Given problem
Show every line of the rows that contains the word "motor", paying attention to case.

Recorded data
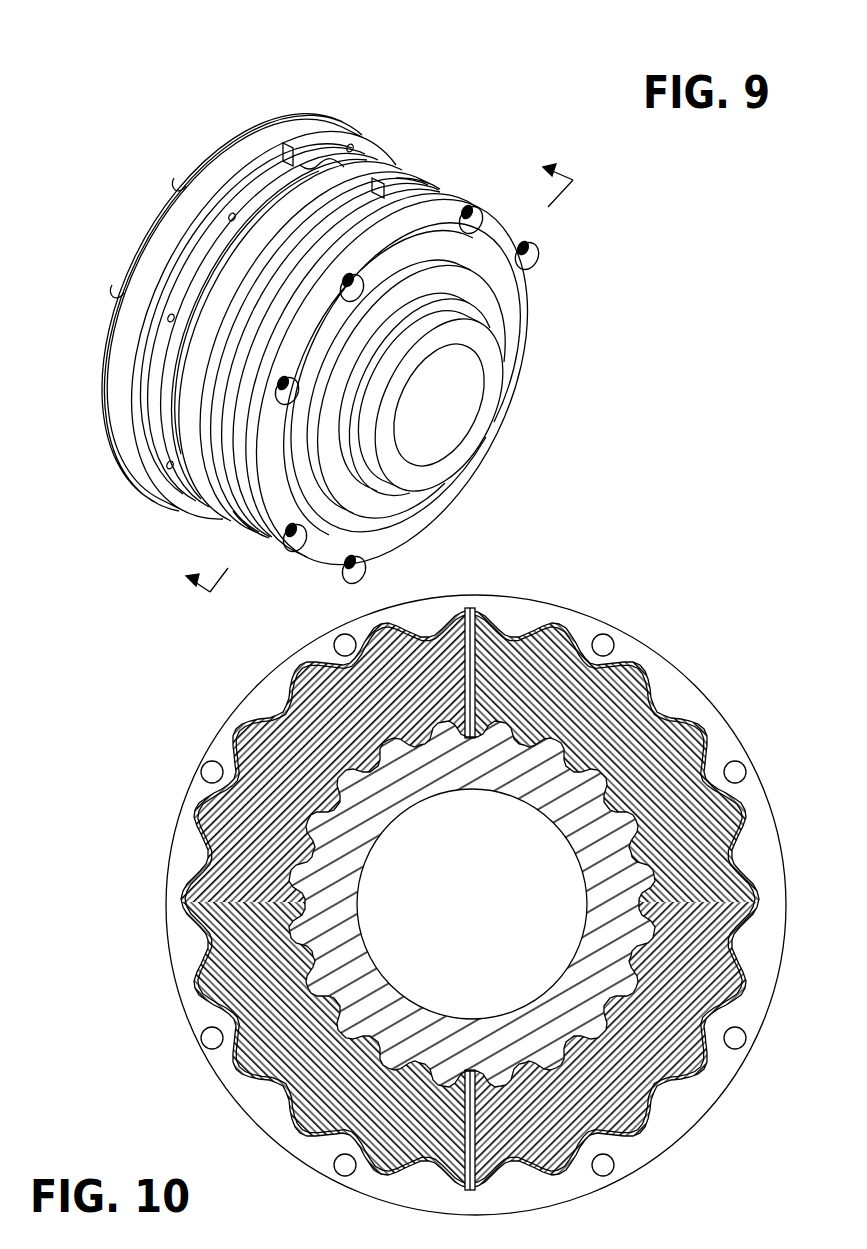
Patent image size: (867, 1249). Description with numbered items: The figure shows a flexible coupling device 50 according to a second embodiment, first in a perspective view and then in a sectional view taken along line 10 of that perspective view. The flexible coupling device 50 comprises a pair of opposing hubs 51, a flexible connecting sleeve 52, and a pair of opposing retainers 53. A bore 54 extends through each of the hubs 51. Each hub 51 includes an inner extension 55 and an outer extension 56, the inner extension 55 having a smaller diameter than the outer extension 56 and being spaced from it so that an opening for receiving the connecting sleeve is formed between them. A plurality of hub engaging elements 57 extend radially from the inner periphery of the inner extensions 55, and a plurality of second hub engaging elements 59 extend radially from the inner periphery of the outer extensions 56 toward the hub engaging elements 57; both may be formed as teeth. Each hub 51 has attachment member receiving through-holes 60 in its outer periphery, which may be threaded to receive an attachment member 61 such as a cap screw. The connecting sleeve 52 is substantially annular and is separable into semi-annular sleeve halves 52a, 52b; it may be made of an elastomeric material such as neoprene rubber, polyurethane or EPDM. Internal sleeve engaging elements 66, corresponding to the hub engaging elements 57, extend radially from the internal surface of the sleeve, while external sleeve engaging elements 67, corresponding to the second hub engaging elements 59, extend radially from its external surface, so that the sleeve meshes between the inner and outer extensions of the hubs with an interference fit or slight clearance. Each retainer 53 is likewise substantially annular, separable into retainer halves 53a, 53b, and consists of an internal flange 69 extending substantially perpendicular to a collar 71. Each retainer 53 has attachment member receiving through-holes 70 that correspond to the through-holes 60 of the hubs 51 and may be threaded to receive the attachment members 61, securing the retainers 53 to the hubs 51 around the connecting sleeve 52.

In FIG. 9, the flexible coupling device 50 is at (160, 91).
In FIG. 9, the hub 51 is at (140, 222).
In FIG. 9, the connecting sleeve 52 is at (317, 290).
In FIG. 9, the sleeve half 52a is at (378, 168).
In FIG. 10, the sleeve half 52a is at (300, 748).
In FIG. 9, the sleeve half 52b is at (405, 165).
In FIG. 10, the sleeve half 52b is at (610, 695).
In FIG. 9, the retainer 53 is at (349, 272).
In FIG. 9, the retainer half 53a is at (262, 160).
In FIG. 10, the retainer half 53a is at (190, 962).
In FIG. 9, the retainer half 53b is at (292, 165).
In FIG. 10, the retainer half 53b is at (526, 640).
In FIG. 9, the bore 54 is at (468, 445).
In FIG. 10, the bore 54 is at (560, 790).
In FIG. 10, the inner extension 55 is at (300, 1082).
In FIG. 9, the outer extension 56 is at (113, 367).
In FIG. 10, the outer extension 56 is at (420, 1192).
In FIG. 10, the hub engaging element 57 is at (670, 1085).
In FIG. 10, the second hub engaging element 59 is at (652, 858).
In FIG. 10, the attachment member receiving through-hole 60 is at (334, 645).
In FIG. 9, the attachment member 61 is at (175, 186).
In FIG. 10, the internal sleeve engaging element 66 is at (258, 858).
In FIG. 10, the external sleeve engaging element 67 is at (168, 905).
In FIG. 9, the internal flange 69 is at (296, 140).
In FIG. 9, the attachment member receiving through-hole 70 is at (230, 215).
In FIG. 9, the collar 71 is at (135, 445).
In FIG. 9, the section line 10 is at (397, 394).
--
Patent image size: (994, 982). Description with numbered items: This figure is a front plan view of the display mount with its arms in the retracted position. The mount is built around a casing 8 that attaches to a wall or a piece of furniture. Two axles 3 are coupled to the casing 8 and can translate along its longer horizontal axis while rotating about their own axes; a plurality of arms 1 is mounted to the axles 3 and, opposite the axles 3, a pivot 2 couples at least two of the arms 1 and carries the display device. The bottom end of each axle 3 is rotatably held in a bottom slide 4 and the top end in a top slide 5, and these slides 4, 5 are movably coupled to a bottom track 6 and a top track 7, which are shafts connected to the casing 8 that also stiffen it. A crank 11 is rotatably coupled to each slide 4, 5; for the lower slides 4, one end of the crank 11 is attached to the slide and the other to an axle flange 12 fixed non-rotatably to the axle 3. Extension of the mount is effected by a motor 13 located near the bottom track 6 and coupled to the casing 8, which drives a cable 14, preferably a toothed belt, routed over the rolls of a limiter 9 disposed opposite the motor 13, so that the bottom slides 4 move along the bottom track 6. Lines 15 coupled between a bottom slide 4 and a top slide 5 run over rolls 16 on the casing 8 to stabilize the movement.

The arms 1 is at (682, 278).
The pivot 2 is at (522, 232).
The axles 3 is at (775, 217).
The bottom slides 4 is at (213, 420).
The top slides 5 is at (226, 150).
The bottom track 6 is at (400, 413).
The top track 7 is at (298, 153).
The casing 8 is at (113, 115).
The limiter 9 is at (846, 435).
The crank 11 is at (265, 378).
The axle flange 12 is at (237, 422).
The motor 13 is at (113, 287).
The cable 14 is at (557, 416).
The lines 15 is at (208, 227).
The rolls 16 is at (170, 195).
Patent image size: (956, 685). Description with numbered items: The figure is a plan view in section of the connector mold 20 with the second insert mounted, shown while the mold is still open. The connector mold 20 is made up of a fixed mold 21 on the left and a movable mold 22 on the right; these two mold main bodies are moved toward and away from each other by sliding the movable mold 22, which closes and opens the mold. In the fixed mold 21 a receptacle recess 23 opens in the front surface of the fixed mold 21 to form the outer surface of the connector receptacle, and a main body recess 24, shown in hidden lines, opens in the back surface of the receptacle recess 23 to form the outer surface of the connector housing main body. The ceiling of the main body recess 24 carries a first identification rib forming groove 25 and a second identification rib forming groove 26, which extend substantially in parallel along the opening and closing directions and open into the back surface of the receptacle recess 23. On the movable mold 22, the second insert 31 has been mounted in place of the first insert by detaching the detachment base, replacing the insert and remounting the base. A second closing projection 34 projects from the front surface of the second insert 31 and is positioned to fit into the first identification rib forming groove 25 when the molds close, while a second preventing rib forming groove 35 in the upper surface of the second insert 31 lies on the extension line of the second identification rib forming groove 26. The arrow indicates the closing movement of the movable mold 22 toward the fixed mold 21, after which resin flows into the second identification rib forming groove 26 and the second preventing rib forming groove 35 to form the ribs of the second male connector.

The completed task
Patent image size: (994, 982). Description with numbered items: This figure is a front plan view of the display mount with its arms in the retracted position. The mount is built around a casing 8 that attaches to a wall or a piece of furniture. Two axles 3 are coupled to the casing 8 and can translate along its longer horizontal axis while rotating about their own axes; a plurality of arms 1 is mounted to the axles 3 and, opposite the axles 3, a pivot 2 couples at least two of the arms 1 and carries the display device. The bottom end of each axle 3 is rotatably held in a bottom slide 4 and the top end in a top slide 5, and these slides 4, 5 are movably coupled to a bottom track 6 and a top track 7, which are shafts connected to the casing 8 that also stiffen it. A crank 11 is rotatably coupled to each slide 4, 5; for the lower slides 4, one end of the crank 11 is attached to the slide and the other to an axle flange 12 fixed non-rotatably to the axle 3. Extension of the mount is effected by a motor 13 located near the bottom track 6 and coupled to the casing 8, which drives a cable 14, preferably a toothed belt, routed over the rolls of a limiter 9 disposed opposite the motor 13, so that the bottom slides 4 move along the bottom track 6. Lines 15 coupled between a bottom slide 4 and a top slide 5 run over rolls 16 on the casing 8 to stabilize the movement.
The motor 13 is at (113, 287).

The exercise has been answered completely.